— begin —
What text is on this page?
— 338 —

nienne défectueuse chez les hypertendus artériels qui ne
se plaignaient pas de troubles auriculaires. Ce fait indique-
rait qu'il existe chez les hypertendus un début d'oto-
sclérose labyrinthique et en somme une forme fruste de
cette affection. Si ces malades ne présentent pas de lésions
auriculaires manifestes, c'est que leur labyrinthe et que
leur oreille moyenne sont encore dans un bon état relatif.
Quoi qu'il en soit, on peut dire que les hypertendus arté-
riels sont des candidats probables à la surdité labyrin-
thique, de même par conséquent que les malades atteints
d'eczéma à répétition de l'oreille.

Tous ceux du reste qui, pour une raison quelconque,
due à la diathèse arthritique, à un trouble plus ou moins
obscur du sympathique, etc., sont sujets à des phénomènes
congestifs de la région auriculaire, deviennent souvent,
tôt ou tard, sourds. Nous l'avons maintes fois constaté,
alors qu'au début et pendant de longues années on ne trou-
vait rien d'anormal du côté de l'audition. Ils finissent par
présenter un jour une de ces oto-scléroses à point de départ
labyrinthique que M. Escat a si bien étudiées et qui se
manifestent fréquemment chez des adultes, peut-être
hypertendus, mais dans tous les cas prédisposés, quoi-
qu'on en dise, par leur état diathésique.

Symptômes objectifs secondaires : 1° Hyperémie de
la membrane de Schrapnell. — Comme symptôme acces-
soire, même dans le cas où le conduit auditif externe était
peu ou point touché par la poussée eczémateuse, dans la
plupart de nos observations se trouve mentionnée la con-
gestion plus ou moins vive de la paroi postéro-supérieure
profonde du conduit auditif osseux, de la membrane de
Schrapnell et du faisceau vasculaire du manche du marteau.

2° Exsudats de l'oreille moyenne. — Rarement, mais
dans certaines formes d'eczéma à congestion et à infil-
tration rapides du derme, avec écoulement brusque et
— end —
EXERCISE DESCRIPTION:
Retype every entry word for word.

EXERCISE SOLUTION:
What text is on this page?
— 338 —

nienne défectueuse chez les hypertendus artériels qui ne
se plaignaient pas de troubles auriculaires. Ce fait indique-
rait qu'il existe chez les hypertendus un début d'oto-
sclérose labyrinthique et en somme une forme fruste de
cette affection. Si ces malades ne présentent pas de lésions
auriculaires manifestes, c'est que leur labyrinthe et que
leur oreille moyenne sont encore dans un bon état relatif.
Quoi qu'il en soit, on peut dire que les hypertendus arté-
riels sont des candidats probables à la surdité labyrin-
thique, de même par conséquent que les malades atteints
d'eczéma à répétition de l'oreille.

Tous ceux du reste qui, pour une raison quelconque,
due à la diathèse arthritique, à un trouble plus ou moins
obscur du sympathique, etc., sont sujets à des phénomènes
congestifs de la région auriculaire, deviennent souvent,
tôt ou tard, sourds. Nous l'avons maintes fois constaté,
alors qu'au début et pendant de longues années on ne trou-
vait rien d'anormal du côté de l'audition. Ils finissent par
présenter un jour une de ces oto-scléroses à point de départ
labyrinthique que M. Escat a si bien étudiées et qui se
manifestent fréquemment chez des adultes, peut-être
hypertendus, mais dans tous les cas prédisposés, quoi-
qu'on en dise, par leur état diathésique.

Symptômes objectifs secondaires : 1° Hyperémie de
la membrane de Schrapnell. — Comme symptôme acces-
soire, même dans le cas où le conduit auditif externe était
peu ou point touché par la poussée eczémateuse, dans la
plupart de nos observations se trouve mentionnée la con-
gestion plus ou moins vive de la paroi postéro-supérieure
profonde du conduit auditif osseux, de la membrane de
Schrapnell et du faisceau vasculaire du manche du marteau.

2° Exsudats de l'oreille moyenne. — Rarement, mais
dans certaines formes d'eczéma à congestion et à infil-
tration rapides du derme, avec écoulement brusque et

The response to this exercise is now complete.